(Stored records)
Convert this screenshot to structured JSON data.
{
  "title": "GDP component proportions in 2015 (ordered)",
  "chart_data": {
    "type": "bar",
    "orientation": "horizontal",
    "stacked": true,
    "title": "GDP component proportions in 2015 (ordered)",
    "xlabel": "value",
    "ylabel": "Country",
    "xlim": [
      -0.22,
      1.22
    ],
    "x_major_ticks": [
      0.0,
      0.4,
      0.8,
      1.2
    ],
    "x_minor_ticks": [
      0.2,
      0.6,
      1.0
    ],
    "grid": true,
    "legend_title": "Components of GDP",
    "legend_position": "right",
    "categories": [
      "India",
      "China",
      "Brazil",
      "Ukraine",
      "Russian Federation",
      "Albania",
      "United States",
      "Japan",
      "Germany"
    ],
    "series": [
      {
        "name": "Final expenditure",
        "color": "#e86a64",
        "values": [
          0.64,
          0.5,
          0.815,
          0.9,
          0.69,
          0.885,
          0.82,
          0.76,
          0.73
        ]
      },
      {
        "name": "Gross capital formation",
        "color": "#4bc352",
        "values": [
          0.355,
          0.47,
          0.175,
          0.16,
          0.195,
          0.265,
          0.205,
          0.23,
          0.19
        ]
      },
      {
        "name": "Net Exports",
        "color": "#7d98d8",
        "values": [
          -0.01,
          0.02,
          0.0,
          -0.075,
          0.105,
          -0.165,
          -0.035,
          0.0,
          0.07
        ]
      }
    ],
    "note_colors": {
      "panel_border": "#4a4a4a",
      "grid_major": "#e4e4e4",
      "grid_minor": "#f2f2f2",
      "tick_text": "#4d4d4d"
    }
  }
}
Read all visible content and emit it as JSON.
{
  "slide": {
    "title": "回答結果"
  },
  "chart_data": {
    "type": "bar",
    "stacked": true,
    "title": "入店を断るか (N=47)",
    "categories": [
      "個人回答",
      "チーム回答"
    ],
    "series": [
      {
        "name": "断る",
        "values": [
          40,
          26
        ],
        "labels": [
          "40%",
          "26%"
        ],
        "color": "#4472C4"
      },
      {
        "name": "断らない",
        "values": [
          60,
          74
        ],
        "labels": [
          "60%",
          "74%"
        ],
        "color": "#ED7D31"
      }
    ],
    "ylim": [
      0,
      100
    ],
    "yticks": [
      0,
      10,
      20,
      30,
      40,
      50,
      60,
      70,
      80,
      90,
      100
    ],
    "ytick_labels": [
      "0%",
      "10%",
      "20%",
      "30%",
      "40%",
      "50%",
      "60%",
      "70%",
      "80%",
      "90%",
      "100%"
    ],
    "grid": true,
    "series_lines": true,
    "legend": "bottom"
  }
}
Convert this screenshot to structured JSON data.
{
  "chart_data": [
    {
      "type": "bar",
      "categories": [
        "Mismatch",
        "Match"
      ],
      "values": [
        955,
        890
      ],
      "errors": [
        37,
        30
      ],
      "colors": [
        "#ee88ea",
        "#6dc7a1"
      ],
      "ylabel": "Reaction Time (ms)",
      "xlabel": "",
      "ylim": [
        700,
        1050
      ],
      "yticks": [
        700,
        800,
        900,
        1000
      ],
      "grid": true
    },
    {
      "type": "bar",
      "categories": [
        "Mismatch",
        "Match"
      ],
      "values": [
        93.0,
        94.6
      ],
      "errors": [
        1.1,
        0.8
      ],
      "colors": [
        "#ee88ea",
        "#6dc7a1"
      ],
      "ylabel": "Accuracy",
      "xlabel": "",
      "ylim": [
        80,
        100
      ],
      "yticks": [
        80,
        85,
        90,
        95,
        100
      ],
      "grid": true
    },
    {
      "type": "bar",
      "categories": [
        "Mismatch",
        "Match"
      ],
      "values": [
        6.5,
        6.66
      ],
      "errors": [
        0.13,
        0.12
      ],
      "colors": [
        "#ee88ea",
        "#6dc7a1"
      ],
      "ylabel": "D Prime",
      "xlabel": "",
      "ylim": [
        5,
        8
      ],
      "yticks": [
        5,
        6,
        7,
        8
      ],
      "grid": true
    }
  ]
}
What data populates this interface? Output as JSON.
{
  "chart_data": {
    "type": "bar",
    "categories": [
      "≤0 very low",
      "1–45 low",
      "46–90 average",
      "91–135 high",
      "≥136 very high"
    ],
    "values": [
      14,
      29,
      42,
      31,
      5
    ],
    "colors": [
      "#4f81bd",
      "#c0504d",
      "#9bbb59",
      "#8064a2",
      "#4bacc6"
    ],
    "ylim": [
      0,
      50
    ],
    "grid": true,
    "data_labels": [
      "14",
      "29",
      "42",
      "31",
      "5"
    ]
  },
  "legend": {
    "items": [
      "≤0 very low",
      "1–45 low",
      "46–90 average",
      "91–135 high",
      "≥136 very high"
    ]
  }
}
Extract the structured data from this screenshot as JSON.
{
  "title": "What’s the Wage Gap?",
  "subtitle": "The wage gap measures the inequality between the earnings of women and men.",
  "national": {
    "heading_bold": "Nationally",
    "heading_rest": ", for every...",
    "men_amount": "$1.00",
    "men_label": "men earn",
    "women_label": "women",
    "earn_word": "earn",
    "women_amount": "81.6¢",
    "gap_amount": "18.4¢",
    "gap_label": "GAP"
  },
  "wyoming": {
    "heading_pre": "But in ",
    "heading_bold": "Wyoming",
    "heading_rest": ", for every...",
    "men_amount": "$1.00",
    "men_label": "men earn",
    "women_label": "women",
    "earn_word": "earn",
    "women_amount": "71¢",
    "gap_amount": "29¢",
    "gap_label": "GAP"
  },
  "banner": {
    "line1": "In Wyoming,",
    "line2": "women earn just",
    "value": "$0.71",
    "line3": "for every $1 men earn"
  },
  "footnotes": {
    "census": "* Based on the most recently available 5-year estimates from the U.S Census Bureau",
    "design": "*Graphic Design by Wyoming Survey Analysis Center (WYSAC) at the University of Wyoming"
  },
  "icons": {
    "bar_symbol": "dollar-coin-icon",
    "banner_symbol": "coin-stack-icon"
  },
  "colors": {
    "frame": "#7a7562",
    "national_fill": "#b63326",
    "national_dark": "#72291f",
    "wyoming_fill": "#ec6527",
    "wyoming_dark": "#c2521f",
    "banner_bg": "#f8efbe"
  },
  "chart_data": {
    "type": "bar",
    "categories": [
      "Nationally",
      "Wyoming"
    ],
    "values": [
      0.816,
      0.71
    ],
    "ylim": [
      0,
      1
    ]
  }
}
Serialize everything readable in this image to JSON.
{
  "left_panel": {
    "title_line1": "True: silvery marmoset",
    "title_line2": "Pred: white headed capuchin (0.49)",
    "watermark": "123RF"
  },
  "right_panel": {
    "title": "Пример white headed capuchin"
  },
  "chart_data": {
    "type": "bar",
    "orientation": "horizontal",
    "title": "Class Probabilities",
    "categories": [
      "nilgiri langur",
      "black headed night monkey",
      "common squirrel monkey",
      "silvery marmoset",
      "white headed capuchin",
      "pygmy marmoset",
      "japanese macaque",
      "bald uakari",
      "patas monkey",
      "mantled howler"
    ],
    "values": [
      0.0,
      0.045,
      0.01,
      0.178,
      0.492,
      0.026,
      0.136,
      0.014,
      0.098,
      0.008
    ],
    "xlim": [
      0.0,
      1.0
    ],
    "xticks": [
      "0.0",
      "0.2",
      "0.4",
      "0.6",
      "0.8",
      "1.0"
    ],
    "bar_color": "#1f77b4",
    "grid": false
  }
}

• _What you need to do_
Transcribe all of the material exactly. Omit nothing.

• _Solution for this exercise_
Convert this screenshot to structured JSON data.
{
  "title": "GDP component proportions in 2015 (ordered)",
  "chart_data": {
    "type": "bar",
    "orientation": "horizontal",
    "stacked": true,
    "title": "GDP component proportions in 2015 (ordered)",
    "xlabel": "value",
    "ylabel": "Country",
    "xlim": [
      -0.22,
      1.22
    ],
    "x_major_ticks": [
      0.0,
      0.4,
      0.8,
      1.2
    ],
    "x_minor_ticks": [
      0.2,
      0.6,
      1.0
    ],
    "grid": true,
    "legend_title": "Components of GDP",
    "legend_position": "right",
    "categories": [
      "India",
      "China",
      "Brazil",
      "Ukraine",
      "Russian Federation",
      "Albania",
      "United States",
      "Japan",
      "Germany"
    ],
    "series": [
      {
        "name": "Final expenditure",
        "color": "#e86a64",
        "values": [
          0.64,
          0.5,
          0.815,
          0.9,
          0.69,
          0.885,
          0.82,
          0.76,
          0.73
        ]
      },
      {
        "name": "Gross capital formation",
        "color": "#4bc352",
        "values": [
          0.355,
          0.47,
          0.175,
          0.16,
          0.195,
          0.265,
          0.205,
          0.23,
          0.19
        ]
      },
      {
        "name": "Net Exports",
        "color": "#7d98d8",
        "values": [
          -0.01,
          0.02,
          0.0,
          -0.075,
          0.105,
          -0.165,
          -0.035,
          0.0,
          0.07
        ]
      }
    ],
    "note_colors": {
      "panel_border": "#4a4a4a",
      "grid_major": "#e4e4e4",
      "grid_minor": "#f2f2f2",
      "tick_text": "#4d4d4d"
    }
  }
}
Read all visible content and emit it as JSON.
{
  "slide": {
    "title": "回答結果"
  },
  "chart_data": {
    "type": "bar",
    "stacked": true,
    "title": "入店を断るか (N=47)",
    "categories": [
      "個人回答",
      "チーム回答"
    ],
    "series": [
      {
        "name": "断る",
        "values": [
          40,
          26
        ],
        "labels": [
          "40%",
          "26%"
        ],
        "color": "#4472C4"
      },
      {
        "name": "断らない",
        "values": [
          60,
          74
        ],
        "labels": [
          "60%",
          "74%"
        ],
        "color": "#ED7D31"
      }
    ],
    "ylim": [
      0,
      100
    ],
    "yticks": [
      0,
      10,
      20,
      30,
      40,
      50,
      60,
      70,
      80,
      90,
      100
    ],
    "ytick_labels": [
      "0%",
      "10%",
      "20%",
      "30%",
      "40%",
      "50%",
      "60%",
      "70%",
      "80%",
      "90%",
      "100%"
    ],
    "grid": true,
    "series_lines": true,
    "legend": "bottom"
  }
}
Convert this screenshot to structured JSON data.
{
  "chart_data": [
    {
      "type": "bar",
      "categories": [
        "Mismatch",
        "Match"
      ],
      "values": [
        955,
        890
      ],
      "errors": [
        37,
        30
      ],
      "colors": [
        "#ee88ea",
        "#6dc7a1"
      ],
      "ylabel": "Reaction Time (ms)",
      "xlabel": "",
      "ylim": [
        700,
        1050
      ],
      "yticks": [
        700,
        800,
        900,
        1000
      ],
      "grid": true
    },
    {
      "type": "bar",
      "categories": [
        "Mismatch",
        "Match"
      ],
      "values": [
        93.0,
        94.6
      ],
      "errors": [
        1.1,
        0.8
      ],
      "colors": [
        "#ee88ea",
        "#6dc7a1"
      ],
      "ylabel": "Accuracy",
      "xlabel": "",
      "ylim": [
        80,
        100
      ],
      "yticks": [
        80,
        85,
        90,
        95,
        100
      ],
      "grid": true
    },
    {
      "type": "bar",
      "categories": [
        "Mismatch",
        "Match"
      ],
      "values": [
        6.5,
        6.66
      ],
      "errors": [
        0.13,
        0.12
      ],
      "colors": [
        "#ee88ea",
        "#6dc7a1"
      ],
      "ylabel": "D Prime",
      "xlabel": "",
      "ylim": [
        5,
        8
      ],
      "yticks": [
        5,
        6,
        7,
        8
      ],
      "grid": true
    }
  ]
}
What data populates this interface? Output as JSON.
{
  "chart_data": {
    "type": "bar",
    "categories": [
      "≤0 very low",
      "1–45 low",
      "46–90 average",
      "91–135 high",
      "≥136 very high"
    ],
    "values": [
      14,
      29,
      42,
      31,
      5
    ],
    "colors": [
      "#4f81bd",
      "#c0504d",
      "#9bbb59",
      "#8064a2",
      "#4bacc6"
    ],
    "ylim": [
      0,
      50
    ],
    "grid": true,
    "data_labels": [
      "14",
      "29",
      "42",
      "31",
      "5"
    ]
  },
  "legend": {
    "items": [
      "≤0 very low",
      "1–45 low",
      "46–90 average",
      "91–135 high",
      "≥136 very high"
    ]
  }
}
Extract the structured data from this screenshot as JSON.
{
  "title": "What’s the Wage Gap?",
  "subtitle": "The wage gap measures the inequality between the earnings of women and men.",
  "national": {
    "heading_bold": "Nationally",
    "heading_rest": ", for every...",
    "men_amount": "$1.00",
    "men_label": "men earn",
    "women_label": "women",
    "earn_word": "earn",
    "women_amount": "81.6¢",
    "gap_amount": "18.4¢",
    "gap_label": "GAP"
  },
  "wyoming": {
    "heading_pre": "But in ",
    "heading_bold": "Wyoming",
    "heading_rest": ", for every...",
    "men_amount": "$1.00",
    "men_label": "men earn",
    "women_label": "women",
    "earn_word": "earn",
    "women_amount": "71¢",
    "gap_amount": "29¢",
    "gap_label": "GAP"
  },
  "banner": {
    "line1": "In Wyoming,",
    "line2": "women earn just",
    "value": "$0.71",
    "line3": "for every $1 men earn"
  },
  "footnotes": {
    "census": "* Based on the most recently available 5-year estimates from the U.S Census Bureau",
    "design": "*Graphic Design by Wyoming Survey Analysis Center (WYSAC) at the University of Wyoming"
  },
  "icons": {
    "bar_symbol": "dollar-coin-icon",
    "banner_symbol": "coin-stack-icon"
  },
  "colors": {
    "frame": "#7a7562",
    "national_fill": "#b63326",
    "national_dark": "#72291f",
    "wyoming_fill": "#ec6527",
    "wyoming_dark": "#c2521f",
    "banner_bg": "#f8efbe"
  },
  "chart_data": {
    "type": "bar",
    "categories": [
      "Nationally",
      "Wyoming"
    ],
    "values": [
      0.816,
      0.71
    ],
    "ylim": [
      0,
      1
    ]
  }
}
Serialize everything readable in this image to JSON.
{
  "left_panel": {
    "title_line1": "True: silvery marmoset",
    "title_line2": "Pred: white headed capuchin (0.49)",
    "watermark": "123RF"
  },
  "right_panel": {
    "title": "Пример white headed capuchin"
  },
  "chart_data": {
    "type": "bar",
    "orientation": "horizontal",
    "title": "Class Probabilities",
    "categories": [
      "nilgiri langur",
      "black headed night monkey",
      "common squirrel monkey",
      "silvery marmoset",
      "white headed capuchin",
      "pygmy marmoset",
      "japanese macaque",
      "bald uakari",
      "patas monkey",
      "mantled howler"
    ],
    "values": [
      0.0,
      0.045,
      0.01,
      0.178,
      0.492,
      0.026,
      0.136,
      0.014,
      0.098,
      0.008
    ],
    "xlim": [
      0.0,
      1.0
    ],
    "xticks": [
      "0.0",
      "0.2",
      "0.4",
      "0.6",
      "0.8",
      "1.0"
    ],
    "bar_color": "#1f77b4",
    "grid": false
  }
}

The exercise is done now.